GIVEN INSTRUCTION |
Transcribe each record below word for word.

* * *

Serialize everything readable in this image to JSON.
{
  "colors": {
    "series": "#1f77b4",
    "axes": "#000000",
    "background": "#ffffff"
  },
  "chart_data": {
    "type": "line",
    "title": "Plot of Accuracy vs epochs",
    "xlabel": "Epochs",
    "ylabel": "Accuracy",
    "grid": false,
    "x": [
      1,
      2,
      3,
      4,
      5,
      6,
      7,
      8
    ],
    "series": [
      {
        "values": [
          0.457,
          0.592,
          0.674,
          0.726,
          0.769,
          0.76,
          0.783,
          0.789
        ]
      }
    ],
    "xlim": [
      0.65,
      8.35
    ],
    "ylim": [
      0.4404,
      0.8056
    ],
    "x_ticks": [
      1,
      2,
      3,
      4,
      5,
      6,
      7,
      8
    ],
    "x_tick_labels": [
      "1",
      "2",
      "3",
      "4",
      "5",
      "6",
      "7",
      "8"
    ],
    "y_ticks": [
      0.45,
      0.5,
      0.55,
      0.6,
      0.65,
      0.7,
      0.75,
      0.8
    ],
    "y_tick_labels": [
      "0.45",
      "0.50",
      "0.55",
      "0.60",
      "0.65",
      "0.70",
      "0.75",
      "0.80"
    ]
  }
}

* * *

CORRECT RESULT |
Serialize everything readable in this image to JSON.
{
  "colors": {
    "series": "#1f77b4",
    "axes": "#000000",
    "background": "#ffffff"
  },
  "chart_data": {
    "type": "line",
    "title": "Plot of Accuracy vs epochs",
    "xlabel": "Epochs",
    "ylabel": "Accuracy",
    "grid": false,
    "x": [
      1,
      2,
      3,
      4,
      5,
      6,
      7,
      8
    ],
    "series": [
      {
        "values": [
          0.457,
          0.592,
          0.674,
          0.726,
          0.769,
          0.76,
          0.783,
          0.789
        ]
      }
    ],
    "xlim": [
      0.65,
      8.35
    ],
    "ylim": [
      0.4404,
      0.8056
    ],
    "x_ticks": [
      1,
      2,
      3,
      4,
      5,
      6,
      7,
      8
    ],
    "x_tick_labels": [
      "1",
      "2",
      "3",
      "4",
      "5",
      "6",
      "7",
      "8"
    ],
    "y_ticks": [
      0.45,
      0.5,
      0.55,
      0.6,
      0.65,
      0.7,
      0.75,
      0.8
    ],
    "y_tick_labels": [
      "0.45",
      "0.50",
      "0.55",
      "0.60",
      "0.65",
      "0.70",
      "0.75",
      "0.80"
    ]
  }
}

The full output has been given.